INSTRUÇÕES DO EXERCÍCIO:
1 – Na entrevista sobre o trabalho dos portugueses, por que razão diz Raquel Varela que se trabalha cada vez pior? Responda em uma a três frases.
2 – Prossiga a entrevista sobre o trabalho dos portugueses a partir da última fala apresentada.

Raquel Varela: (Risos) Bem disse que a culpa era da mãe!
António Coimbra de Matos: E do filho se não se empoderar.
Trabalha-se cada vez pior, porque não há divisão das responsabilidades, mas uma hierarquia de comando
SAPO Lifestyle: Como é que descreveria o método de trabalho dos portugueses? Existem características em comum?
António Coimbra de Matos: Submissão e revolta. Excesso de inibição, escassez de criatividade. Exige-se mais participação nos projetos, escolhas e sobretudo decisões.
Raquel Varela: A divisão do trabalho coloca as pessoas a fazer sem pensar. Nas empresas há uns que pensam, definem a estrutura de trabalho, objetivos e uma ampla a maioria que executa. Trabalha-se mal assim, cada vez pior porque não há divisão das responsabilidades, mas uma hierarquia de comando. Esta divisão é a essência da “alienação”, do desinteresse pelo trabalho. A falta de resistência é o caminho aberto à depressão/solidão.
SAPO Lifestyle: Como é que os portugueses vêm a figura do chefe?
António Coimbra de Matos: Patrão e dono.
Raquel Varela: Muitos nem acham que têm patrões. Acham que são donos da empresa onde são meros trabalhadores. Vestem a camisola que tem o fedor alheio. Tecnicamente chama-se falta de consciência, numa conversa privada chama-se estupidez...

EXTRATO DOS REGISTOS:
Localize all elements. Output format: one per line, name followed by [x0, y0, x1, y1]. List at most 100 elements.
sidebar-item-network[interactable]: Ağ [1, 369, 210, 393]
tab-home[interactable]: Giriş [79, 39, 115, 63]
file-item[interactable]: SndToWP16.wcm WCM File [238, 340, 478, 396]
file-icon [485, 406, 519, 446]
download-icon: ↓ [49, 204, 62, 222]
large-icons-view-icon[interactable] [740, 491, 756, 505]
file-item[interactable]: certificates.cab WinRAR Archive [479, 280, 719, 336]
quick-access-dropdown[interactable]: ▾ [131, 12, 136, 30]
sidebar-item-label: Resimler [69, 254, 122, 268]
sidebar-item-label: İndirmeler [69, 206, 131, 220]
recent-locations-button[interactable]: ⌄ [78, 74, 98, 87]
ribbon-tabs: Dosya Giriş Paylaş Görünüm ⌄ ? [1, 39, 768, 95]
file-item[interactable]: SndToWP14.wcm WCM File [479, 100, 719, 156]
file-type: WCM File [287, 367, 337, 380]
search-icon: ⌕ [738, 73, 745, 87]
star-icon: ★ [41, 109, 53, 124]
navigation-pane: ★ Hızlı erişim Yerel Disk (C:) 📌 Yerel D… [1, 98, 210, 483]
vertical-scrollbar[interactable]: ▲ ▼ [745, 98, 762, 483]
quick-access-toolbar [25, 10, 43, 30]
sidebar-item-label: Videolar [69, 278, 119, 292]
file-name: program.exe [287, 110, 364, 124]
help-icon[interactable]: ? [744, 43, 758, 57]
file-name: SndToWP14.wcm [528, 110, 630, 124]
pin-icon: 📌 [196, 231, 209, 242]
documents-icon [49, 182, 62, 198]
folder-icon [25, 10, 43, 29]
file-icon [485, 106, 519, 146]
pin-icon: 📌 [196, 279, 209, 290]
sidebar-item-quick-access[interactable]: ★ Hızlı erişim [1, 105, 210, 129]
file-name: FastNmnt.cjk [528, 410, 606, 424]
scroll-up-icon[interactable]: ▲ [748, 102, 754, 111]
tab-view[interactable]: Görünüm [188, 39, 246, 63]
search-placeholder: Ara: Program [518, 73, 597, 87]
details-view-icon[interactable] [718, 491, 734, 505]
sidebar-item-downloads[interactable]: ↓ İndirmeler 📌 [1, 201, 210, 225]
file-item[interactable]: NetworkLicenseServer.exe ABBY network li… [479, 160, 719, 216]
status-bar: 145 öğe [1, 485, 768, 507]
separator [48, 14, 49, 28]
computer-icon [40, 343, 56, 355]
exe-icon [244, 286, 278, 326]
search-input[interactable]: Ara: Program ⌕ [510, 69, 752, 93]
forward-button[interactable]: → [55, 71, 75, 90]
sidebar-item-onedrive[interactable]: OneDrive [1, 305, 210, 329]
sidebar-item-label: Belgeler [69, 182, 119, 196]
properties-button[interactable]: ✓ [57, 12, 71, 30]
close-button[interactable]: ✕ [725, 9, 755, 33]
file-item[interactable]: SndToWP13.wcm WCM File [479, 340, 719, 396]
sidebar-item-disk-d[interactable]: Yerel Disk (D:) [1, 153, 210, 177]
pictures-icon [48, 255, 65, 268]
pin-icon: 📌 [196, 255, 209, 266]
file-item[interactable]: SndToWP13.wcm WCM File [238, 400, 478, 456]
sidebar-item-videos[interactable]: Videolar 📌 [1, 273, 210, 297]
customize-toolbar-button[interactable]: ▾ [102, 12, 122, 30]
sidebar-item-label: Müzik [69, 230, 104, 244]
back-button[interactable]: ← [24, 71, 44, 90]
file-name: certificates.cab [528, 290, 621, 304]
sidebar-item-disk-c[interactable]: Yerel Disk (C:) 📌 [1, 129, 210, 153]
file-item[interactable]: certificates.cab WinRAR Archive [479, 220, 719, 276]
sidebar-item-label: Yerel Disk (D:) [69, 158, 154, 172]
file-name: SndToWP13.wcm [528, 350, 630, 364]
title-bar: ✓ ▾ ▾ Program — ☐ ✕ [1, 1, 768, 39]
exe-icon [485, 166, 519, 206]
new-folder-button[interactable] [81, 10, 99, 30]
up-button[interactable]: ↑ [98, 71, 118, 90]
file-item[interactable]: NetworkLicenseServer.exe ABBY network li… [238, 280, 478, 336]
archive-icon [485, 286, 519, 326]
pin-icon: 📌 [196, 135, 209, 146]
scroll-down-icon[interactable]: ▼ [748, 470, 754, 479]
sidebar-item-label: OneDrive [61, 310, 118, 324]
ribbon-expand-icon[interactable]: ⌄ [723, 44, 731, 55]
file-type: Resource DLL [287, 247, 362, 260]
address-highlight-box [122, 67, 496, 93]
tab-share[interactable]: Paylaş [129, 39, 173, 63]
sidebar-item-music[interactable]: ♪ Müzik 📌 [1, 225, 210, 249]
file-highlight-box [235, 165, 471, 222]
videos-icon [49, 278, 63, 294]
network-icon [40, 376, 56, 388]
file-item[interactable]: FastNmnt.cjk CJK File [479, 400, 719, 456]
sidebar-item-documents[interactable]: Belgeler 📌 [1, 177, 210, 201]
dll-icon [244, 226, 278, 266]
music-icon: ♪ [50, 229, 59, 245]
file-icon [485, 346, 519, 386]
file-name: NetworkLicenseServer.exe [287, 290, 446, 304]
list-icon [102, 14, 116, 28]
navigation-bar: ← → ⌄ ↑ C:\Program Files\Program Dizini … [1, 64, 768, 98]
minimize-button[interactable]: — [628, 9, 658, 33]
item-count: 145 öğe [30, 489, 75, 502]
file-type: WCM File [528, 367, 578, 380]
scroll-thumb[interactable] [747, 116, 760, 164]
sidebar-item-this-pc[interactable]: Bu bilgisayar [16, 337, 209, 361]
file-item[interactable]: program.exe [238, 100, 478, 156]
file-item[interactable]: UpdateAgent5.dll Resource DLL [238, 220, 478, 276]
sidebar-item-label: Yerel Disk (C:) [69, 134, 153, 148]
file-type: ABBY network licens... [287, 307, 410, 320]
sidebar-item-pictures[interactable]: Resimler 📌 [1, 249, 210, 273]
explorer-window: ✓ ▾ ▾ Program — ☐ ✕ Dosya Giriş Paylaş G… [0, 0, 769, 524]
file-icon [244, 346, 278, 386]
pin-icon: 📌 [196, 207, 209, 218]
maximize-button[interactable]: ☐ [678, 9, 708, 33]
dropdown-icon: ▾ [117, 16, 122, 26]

RESULTADOS ESPERADOS:
1 – Segundo Raquel Varela, trabalha-se cada vez pior porque não há divisão das responsabilidades, mas uma hierarquia de comando. Nas empresas, uns pensam e definem a estrutura, os objetivos e o trabalho, enquanto a ampla maioria apenas executa, fazendo sem pensar.

2 –
António Coimbra de Matos: Só se deve vestir a camisola própria ou da/o parceira/o.
SAPO Lifestyle: O conceito “amor” e o valor que se lhe atribui varia de cultura para cultura. Ou o amor é universal?
António Coimbra de Matos: Varia na forma, a natureza é universal – vínculo afetivo privilegiado.
Raquel Varela: Sim, concordo.
SAPO Lifestyle: Às tantas no livro lê-se que os portugueses sofrem de inibição de ação. Porquê e como? É histórico? É uma herança da ditadura?
António Coimbra de Matos: 300 anos de Inquisição e Aliança clero e poder político-económico.
Raquel Varela: (risos) ... É isso, mas eu diria com um interregno em 74 e 75 – dividimos responsabilidades, fomos mais felizes, acreditámos no futuro, perdemos o medo. Como definiu um estivador da Madeira a revolução para o Padre Martins “Oh Sr. Padre! Agora já pode tomar um fôlego!”.
António Coimbra de Matos: E olhar para as mulheres. Se não, o corpo encolhe e o espírito apodrece.
SAPO Lifestyle: O medo está ligado ao fascínio? Existe alguma espécie de relação entre ambos?
António Coimbra de Matos: A ligação é colateral: a excessiva idealização do objeto pode condicionar uma inferiorização do sujeito. A pessoa atrai a pessoa na razão direta das feromonas e inversa do cubo do perfume usado.
Raquel Varela: Não sei responder.
SAPO Lifestyle: É possível aprender a não ter medo? Como?
António Coimbra de Matos: Reconhecendo que a estupidez humana é infinita e genérica. Conhecendo e reconhecendo – voltar a conhecer, refletir. Pensamento pensante e não a ruminação do já pensado. O Homem pensa, o boi rumina.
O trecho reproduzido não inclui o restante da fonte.